With the images removed, repeat the data below exactly.

** Start Record excerpts **

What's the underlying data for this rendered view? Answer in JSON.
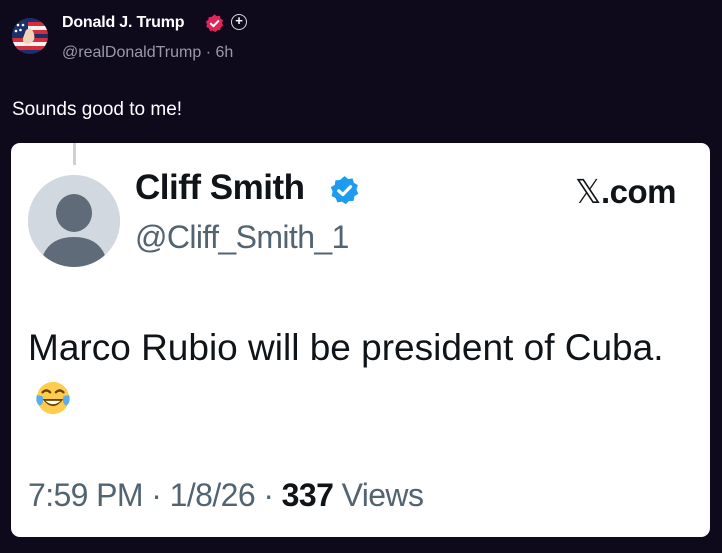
{
  "post": {
    "author_name": "Donald J. Trump",
    "plus_label": "+",
    "handle": "@realDonaldTrump",
    "separator": "·",
    "time_ago": "6h",
    "text": "Sounds good to me!",
    "icons": {
      "avatar": "flag-avatar",
      "verified": "verified-badge-icon",
      "plus": "plus-icon"
    },
    "colors": {
      "background": "#0e0a1c",
      "verified_badge": "#e1245a"
    }
  },
  "quoted": {
    "author_name": "Cliff Smith",
    "handle": "@Cliff_Smith_1",
    "source_glyph": "𝕏",
    "source_suffix": ".com",
    "text": "Marco Rubio will be president of Cuba.",
    "emoji": "face-with-tears-of-joy-emoji",
    "time": "7:59 PM",
    "separator": "·",
    "date": "1/8/26",
    "views_count": "337",
    "views_label": "Views",
    "icons": {
      "avatar": "default-avatar-icon",
      "verified": "verified-badge-icon"
    },
    "colors": {
      "verified_badge": "#1d9bf0",
      "text": "#0f1419",
      "muted": "#536471"
    }
  }
}
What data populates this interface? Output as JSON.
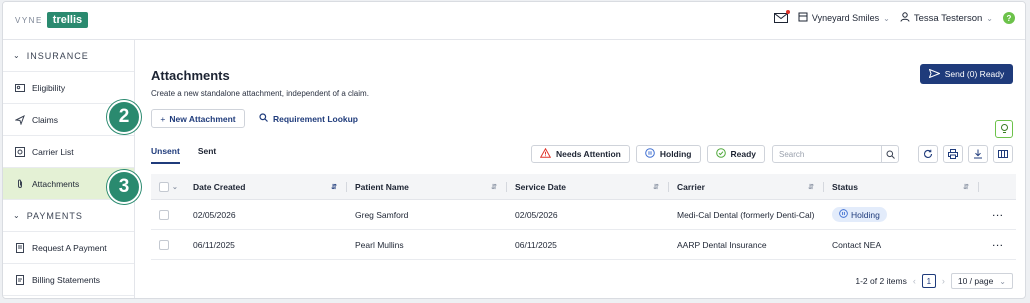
{
  "brand": {
    "vyne": "VYNE",
    "trellis": "trellis"
  },
  "topbar": {
    "practice": "Vyneyard Smiles",
    "user": "Tessa Testerson",
    "help": "?"
  },
  "sidebar": {
    "sections": [
      {
        "label": "INSURANCE",
        "items": [
          {
            "label": "Eligibility",
            "icon": "id-card-icon"
          },
          {
            "label": "Claims",
            "icon": "send-icon"
          },
          {
            "label": "Carrier List",
            "icon": "list-icon"
          },
          {
            "label": "Attachments",
            "icon": "paperclip-icon",
            "active": true
          }
        ]
      },
      {
        "label": "PAYMENTS",
        "items": [
          {
            "label": "Request A Payment",
            "icon": "receipt-icon"
          },
          {
            "label": "Billing Statements",
            "icon": "document-icon"
          }
        ]
      }
    ]
  },
  "page": {
    "title": "Attachments",
    "subtitle": "Create a new standalone attachment, independent of a claim.",
    "send_button": "Send (0) Ready",
    "new_attachment_button": "New Attachment",
    "requirement_lookup": "Requirement Lookup"
  },
  "tabs": [
    {
      "label": "Unsent",
      "active": true
    },
    {
      "label": "Sent",
      "active": false
    }
  ],
  "filters": {
    "needs_attention": "Needs Attention",
    "holding": "Holding",
    "ready": "Ready"
  },
  "search": {
    "placeholder": "Search"
  },
  "table": {
    "columns": [
      "Date Created",
      "Patient Name",
      "Service Date",
      "Carrier",
      "Status"
    ],
    "rows": [
      {
        "date_created": "02/05/2026",
        "patient": "Greg Samford",
        "service_date": "02/05/2026",
        "carrier": "Medi-Cal Dental (formerly Denti-Cal)",
        "status": "Holding"
      },
      {
        "date_created": "06/11/2025",
        "patient": "Pearl Mullins",
        "service_date": "06/11/2025",
        "carrier": "AARP Dental Insurance",
        "status": "Contact NEA"
      }
    ]
  },
  "pagination": {
    "summary": "1-2 of 2 items",
    "current_page": "1",
    "page_size": "10 / page"
  },
  "steps": [
    "2",
    "3"
  ],
  "colors": {
    "brand_green": "#2a8a6f",
    "primary_navy": "#1f3b7b",
    "active_nav": "#e4f1d5",
    "alert_red": "#e0342b"
  }
}
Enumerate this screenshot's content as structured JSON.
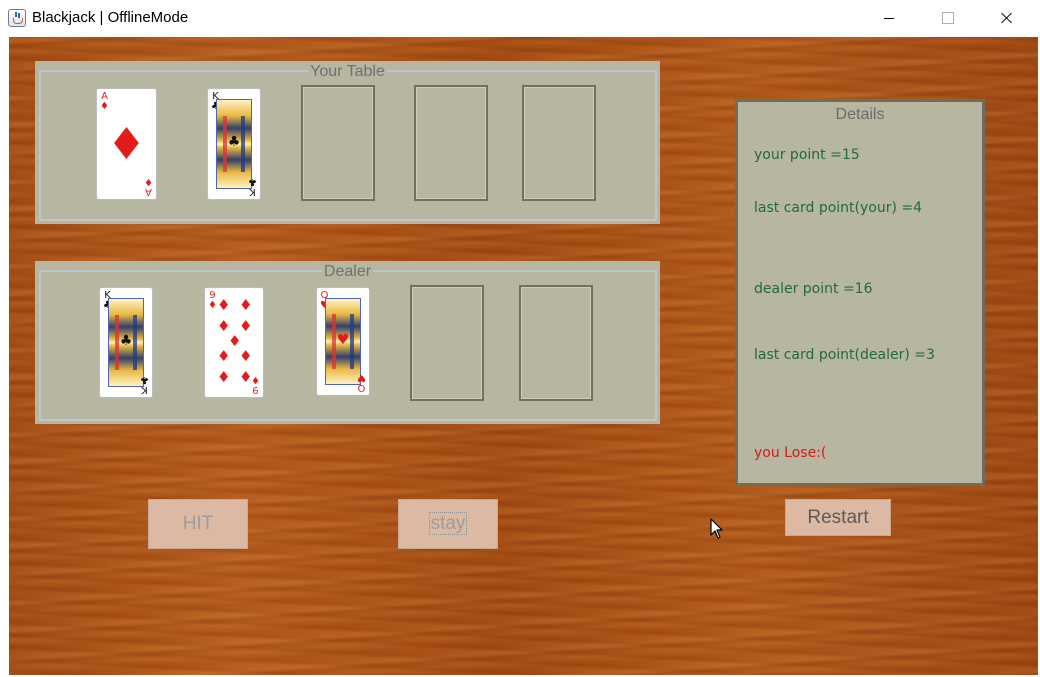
{
  "window": {
    "title": "Blackjack | OfflineMode",
    "app_icon": "java-coffee-icon",
    "controls": [
      "minimize-icon",
      "maximize-icon",
      "close-icon"
    ]
  },
  "your_table": {
    "title": "Your Table",
    "cards": [
      {
        "rank": "A",
        "suit": "♦",
        "color": "red"
      },
      {
        "rank": "K",
        "suit": "♣",
        "color": "black"
      }
    ],
    "empty_slots": 3
  },
  "dealer": {
    "title": "Dealer",
    "cards": [
      {
        "rank": "K",
        "suit": "♣",
        "color": "black"
      },
      {
        "rank": "9",
        "suit": "♦",
        "color": "red"
      },
      {
        "rank": "Q",
        "suit": "♥",
        "color": "red"
      }
    ],
    "empty_slots": 2
  },
  "details": {
    "title": "Details",
    "your_point": "your point =15",
    "last_card_your": "last card point(your) =4",
    "dealer_point": "dealer point =16",
    "last_card_dealer": "last card point(dealer) =3",
    "result": "you Lose:("
  },
  "buttons": {
    "hit": "HIT",
    "stay": "stay",
    "restart": "Restart"
  },
  "colors": {
    "panel_bg": "#b7b6a1",
    "button_bg": "#dcb9a2",
    "detail_text": "#1f6b3a",
    "lose_text": "#d21b1b"
  }
}
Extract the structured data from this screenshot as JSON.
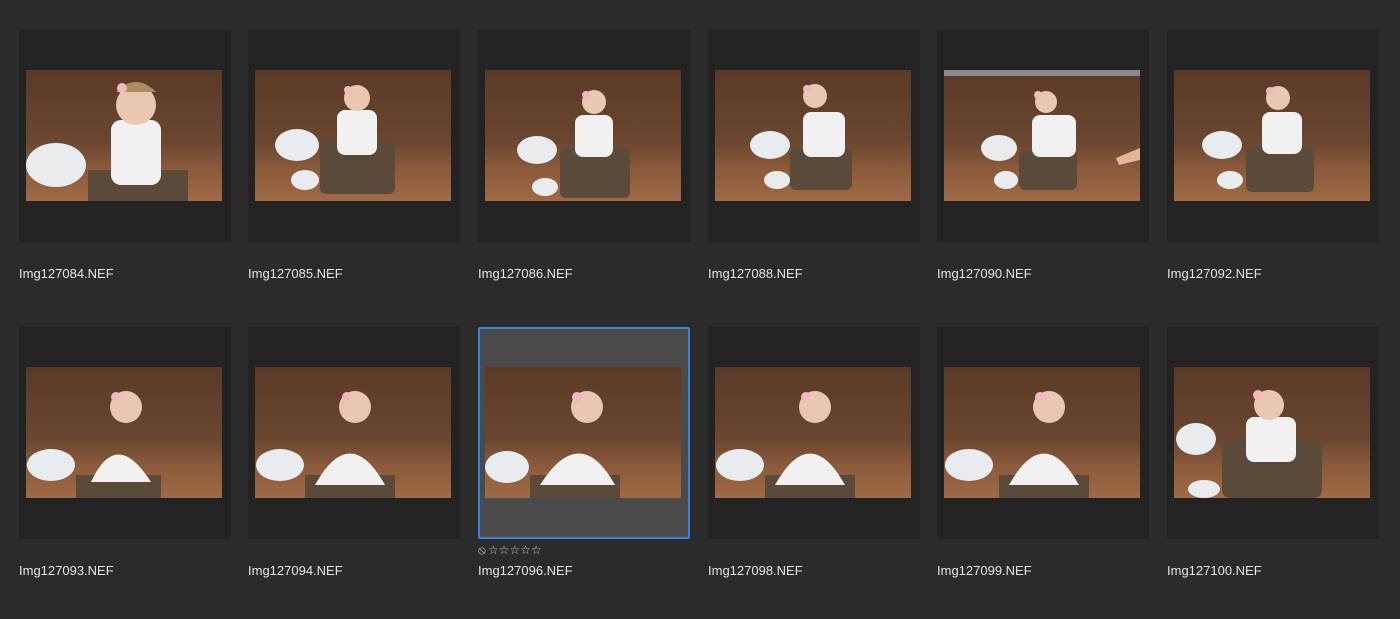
{
  "thumbnails": [
    {
      "filename": "Img127084.NEF",
      "selected": false
    },
    {
      "filename": "Img127085.NEF",
      "selected": false
    },
    {
      "filename": "Img127086.NEF",
      "selected": false
    },
    {
      "filename": "Img127088.NEF",
      "selected": false
    },
    {
      "filename": "Img127090.NEF",
      "selected": false
    },
    {
      "filename": "Img127092.NEF",
      "selected": false
    },
    {
      "filename": "Img127093.NEF",
      "selected": false
    },
    {
      "filename": "Img127094.NEF",
      "selected": false
    },
    {
      "filename": "Img127096.NEF",
      "selected": true,
      "rating": {
        "reject_icon": "⦸",
        "stars": "☆☆☆☆☆"
      }
    },
    {
      "filename": "Img127098.NEF",
      "selected": false
    },
    {
      "filename": "Img127099.NEF",
      "selected": false
    },
    {
      "filename": "Img127100.NEF",
      "selected": false
    }
  ],
  "colors": {
    "background": "#2b2b2b",
    "thumb_frame": "#232323",
    "selected_frame": "#4a4a4a",
    "selection_border": "#3b82e0"
  }
}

** End Record excerpts **

▸ Full answer:
What's the underlying data for this rendered view? Answer in JSON.
{
  "post": {
    "author_name": "Donald J. Trump",
    "plus_label": "+",
    "handle": "@realDonaldTrump",
    "separator": "·",
    "time_ago": "6h",
    "text": "Sounds good to me!",
    "icons": {
      "avatar": "flag-avatar",
      "verified": "verified-badge-icon",
      "plus": "plus-icon"
    },
    "colors": {
      "background": "#0e0a1c",
      "verified_badge": "#e1245a"
    }
  },
  "quoted": {
    "author_name": "Cliff Smith",
    "handle": "@Cliff_Smith_1",
    "source_glyph": "𝕏",
    "source_suffix": ".com",
    "text": "Marco Rubio will be president of Cuba.",
    "emoji": "face-with-tears-of-joy-emoji",
    "time": "7:59 PM",
    "separator": "·",
    "date": "1/8/26",
    "views_count": "337",
    "views_label": "Views",
    "icons": {
      "avatar": "default-avatar-icon",
      "verified": "verified-badge-icon"
    },
    "colors": {
      "verified_badge": "#1d9bf0",
      "text": "#0f1419",
      "muted": "#536471"
    }
  }
}
What data populates this interface? Output as JSON.
{
  "brand": {
    "vyne": "VYNE",
    "trellis": "trellis"
  },
  "topbar": {
    "practice": "Vyneyard Smiles",
    "user": "Tessa Testerson",
    "help": "?"
  },
  "sidebar": {
    "sections": [
      {
        "label": "INSURANCE",
        "items": [
          {
            "label": "Eligibility",
            "icon": "id-card-icon"
          },
          {
            "label": "Claims",
            "icon": "send-icon"
          },
          {
            "label": "Carrier List",
            "icon": "list-icon"
          },
          {
            "label": "Attachments",
            "icon": "paperclip-icon",
            "active": true
          }
        ]
      },
      {
        "label": "PAYMENTS",
        "items": [
          {
            "label": "Request A Payment",
            "icon": "receipt-icon"
          },
          {
            "label": "Billing Statements",
            "icon": "document-icon"
          }
        ]
      }
    ]
  },
  "page": {
    "title": "Attachments",
    "subtitle": "Create a new standalone attachment, independent of a claim.",
    "send_button": "Send (0) Ready",
    "new_attachment_button": "New Attachment",
    "requirement_lookup": "Requirement Lookup"
  },
  "tabs": [
    {
      "label": "Unsent",
      "active": true
    },
    {
      "label": "Sent",
      "active": false
    }
  ],
  "filters": {
    "needs_attention": "Needs Attention",
    "holding": "Holding",
    "ready": "Ready"
  },
  "search": {
    "placeholder": "Search"
  },
  "table": {
    "columns": [
      "Date Created",
      "Patient Name",
      "Service Date",
      "Carrier",
      "Status"
    ],
    "rows": [
      {
        "date_created": "02/05/2026",
        "patient": "Greg Samford",
        "service_date": "02/05/2026",
        "carrier": "Medi-Cal Dental (formerly Denti-Cal)",
        "status": "Holding"
      },
      {
        "date_created": "06/11/2025",
        "patient": "Pearl Mullins",
        "service_date": "06/11/2025",
        "carrier": "AARP Dental Insurance",
        "status": "Contact NEA"
      }
    ]
  },
  "pagination": {
    "summary": "1-2 of 2 items",
    "current_page": "1",
    "page_size": "10 / page"
  },
  "steps": [
    "2",
    "3"
  ],
  "colors": {
    "brand_green": "#2a8a6f",
    "primary_navy": "#1f3b7b",
    "active_nav": "#e4f1d5",
    "alert_red": "#e0342b"
  }
}
Enumerate this screenshot's content as structured JSON.
{
  "window": {
    "title": "Blackjack | OfflineMode",
    "app_icon": "java-coffee-icon",
    "controls": [
      "minimize-icon",
      "maximize-icon",
      "close-icon"
    ]
  },
  "your_table": {
    "title": "Your Table",
    "cards": [
      {
        "rank": "A",
        "suit": "♦",
        "color": "red"
      },
      {
        "rank": "K",
        "suit": "♣",
        "color": "black"
      }
    ],
    "empty_slots": 3
  },
  "dealer": {
    "title": "Dealer",
    "cards": [
      {
        "rank": "K",
        "suit": "♣",
        "color": "black"
      },
      {
        "rank": "9",
        "suit": "♦",
        "color": "red"
      },
      {
        "rank": "Q",
        "suit": "♥",
        "color": "red"
      }
    ],
    "empty_slots": 2
  },
  "details": {
    "title": "Details",
    "your_point": "your point =15",
    "last_card_your": "last card point(your) =4",
    "dealer_point": "dealer point =16",
    "last_card_dealer": "last card point(dealer) =3",
    "result": "you Lose:("
  },
  "buttons": {
    "hit": "HIT",
    "stay": "stay",
    "restart": "Restart"
  },
  "colors": {
    "panel_bg": "#b7b6a1",
    "button_bg": "#dcb9a2",
    "detail_text": "#1f6b3a",
    "lose_text": "#d21b1b"
  }
}
Extract the structured data from this screenshot as JSON.
{
  "thumbnails": [
    {
      "filename": "Img127084.NEF",
      "selected": false
    },
    {
      "filename": "Img127085.NEF",
      "selected": false
    },
    {
      "filename": "Img127086.NEF",
      "selected": false
    },
    {
      "filename": "Img127088.NEF",
      "selected": false
    },
    {
      "filename": "Img127090.NEF",
      "selected": false
    },
    {
      "filename": "Img127092.NEF",
      "selected": false
    },
    {
      "filename": "Img127093.NEF",
      "selected": false
    },
    {
      "filename": "Img127094.NEF",
      "selected": false
    },
    {
      "filename": "Img127096.NEF",
      "selected": true,
      "rating": {
        "reject_icon": "⦸",
        "stars": "☆☆☆☆☆"
      }
    },
    {
      "filename": "Img127098.NEF",
      "selected": false
    },
    {
      "filename": "Img127099.NEF",
      "selected": false
    },
    {
      "filename": "Img127100.NEF",
      "selected": false
    }
  ],
  "colors": {
    "background": "#2b2b2b",
    "thumb_frame": "#232323",
    "selected_frame": "#4a4a4a",
    "selection_border": "#3b82e0"
  }
}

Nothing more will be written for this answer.